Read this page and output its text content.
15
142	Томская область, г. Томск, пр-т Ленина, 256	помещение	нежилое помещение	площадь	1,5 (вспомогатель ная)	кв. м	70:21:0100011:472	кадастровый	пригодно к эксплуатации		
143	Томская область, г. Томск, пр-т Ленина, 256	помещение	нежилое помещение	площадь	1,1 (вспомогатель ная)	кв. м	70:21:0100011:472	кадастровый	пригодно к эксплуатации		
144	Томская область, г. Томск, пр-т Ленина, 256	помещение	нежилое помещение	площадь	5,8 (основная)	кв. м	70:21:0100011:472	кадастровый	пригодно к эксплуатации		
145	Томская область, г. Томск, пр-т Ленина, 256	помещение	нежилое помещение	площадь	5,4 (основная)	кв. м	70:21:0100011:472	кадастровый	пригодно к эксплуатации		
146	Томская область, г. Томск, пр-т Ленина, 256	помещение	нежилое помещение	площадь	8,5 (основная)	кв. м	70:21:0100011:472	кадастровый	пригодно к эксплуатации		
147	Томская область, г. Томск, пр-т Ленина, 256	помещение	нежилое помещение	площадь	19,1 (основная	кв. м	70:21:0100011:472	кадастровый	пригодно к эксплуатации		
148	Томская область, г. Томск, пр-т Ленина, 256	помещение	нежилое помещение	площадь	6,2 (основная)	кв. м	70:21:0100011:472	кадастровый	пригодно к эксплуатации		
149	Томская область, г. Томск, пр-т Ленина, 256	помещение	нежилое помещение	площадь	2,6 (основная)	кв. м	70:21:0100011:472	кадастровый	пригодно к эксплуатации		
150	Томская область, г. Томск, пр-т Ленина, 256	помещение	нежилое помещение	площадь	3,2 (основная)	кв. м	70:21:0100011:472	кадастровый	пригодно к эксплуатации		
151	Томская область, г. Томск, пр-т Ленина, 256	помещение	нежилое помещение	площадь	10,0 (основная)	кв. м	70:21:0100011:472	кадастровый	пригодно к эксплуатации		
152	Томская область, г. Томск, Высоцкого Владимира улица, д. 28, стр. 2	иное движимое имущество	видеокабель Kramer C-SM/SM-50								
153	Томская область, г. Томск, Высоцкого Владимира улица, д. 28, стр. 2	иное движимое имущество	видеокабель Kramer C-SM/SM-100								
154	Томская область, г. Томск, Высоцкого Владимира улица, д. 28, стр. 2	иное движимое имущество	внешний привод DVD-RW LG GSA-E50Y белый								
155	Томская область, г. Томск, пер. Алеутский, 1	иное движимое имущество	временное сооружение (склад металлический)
───
Copy the data above in full, character for character.

Read this page and output its text content.
15
142	Томская область, г. Томск, пр-т Ленина, 256	помещение	нежилое помещение	площадь	1,5 (вспомогатель ная)	кв. м	70:21:0100011:472	кадастровый	пригодно к эксплуатации		
143	Томская область, г. Томск, пр-т Ленина, 256	помещение	нежилое помещение	площадь	1,1 (вспомогатель ная)	кв. м	70:21:0100011:472	кадастровый	пригодно к эксплуатации		
144	Томская область, г. Томск, пр-т Ленина, 256	помещение	нежилое помещение	площадь	5,8 (основная)	кв. м	70:21:0100011:472	кадастровый	пригодно к эксплуатации		
145	Томская область, г. Томск, пр-т Ленина, 256	помещение	нежилое помещение	площадь	5,4 (основная)	кв. м	70:21:0100011:472	кадастровый	пригодно к эксплуатации		
146	Томская область, г. Томск, пр-т Ленина, 256	помещение	нежилое помещение	площадь	8,5 (основная)	кв. м	70:21:0100011:472	кадастровый	пригодно к эксплуатации		
147	Томская область, г. Томск, пр-т Ленина, 256	помещение	нежилое помещение	площадь	19,1 (основная	кв. м	70:21:0100011:472	кадастровый	пригодно к эксплуатации		
148	Томская область, г. Томск, пр-т Ленина, 256	помещение	нежилое помещение	площадь	6,2 (основная)	кв. м	70:21:0100011:472	кадастровый	пригодно к эксплуатации		
149	Томская область, г. Томск, пр-т Ленина, 256	помещение	нежилое помещение	площадь	2,6 (основная)	кв. м	70:21:0100011:472	кадастровый	пригодно к эксплуатации		
150	Томская область, г. Томск, пр-т Ленина, 256	помещение	нежилое помещение	площадь	3,2 (основная)	кв. м	70:21:0100011:472	кадастровый	пригодно к эксплуатации		
151	Томская область, г. Томск, пр-т Ленина, 256	помещение	нежилое помещение	площадь	10,0 (основная)	кв. м	70:21:0100011:472	кадастровый	пригодно к эксплуатации		
152	Томская область, г. Томск, Высоцкого Владимира улица, д. 28, стр. 2	иное движимое имущество	видеокабель Kramer C-SM/SM-50								
153	Томская область, г. Томск, Высоцкого Владимира улица, д. 28, стр. 2	иное движимое имущество	видеокабель Kramer C-SM/SM-100								
154	Томская область, г. Томск, Высоцкого Владимира улица, д. 28, стр. 2	иное движимое имущество	внешний привод DVD-RW LG GSA-E50Y белый								
155	Томская область, г. Томск, пер. Алеутский, 1	иное движимое имущество	временное сооружение (склад металлический)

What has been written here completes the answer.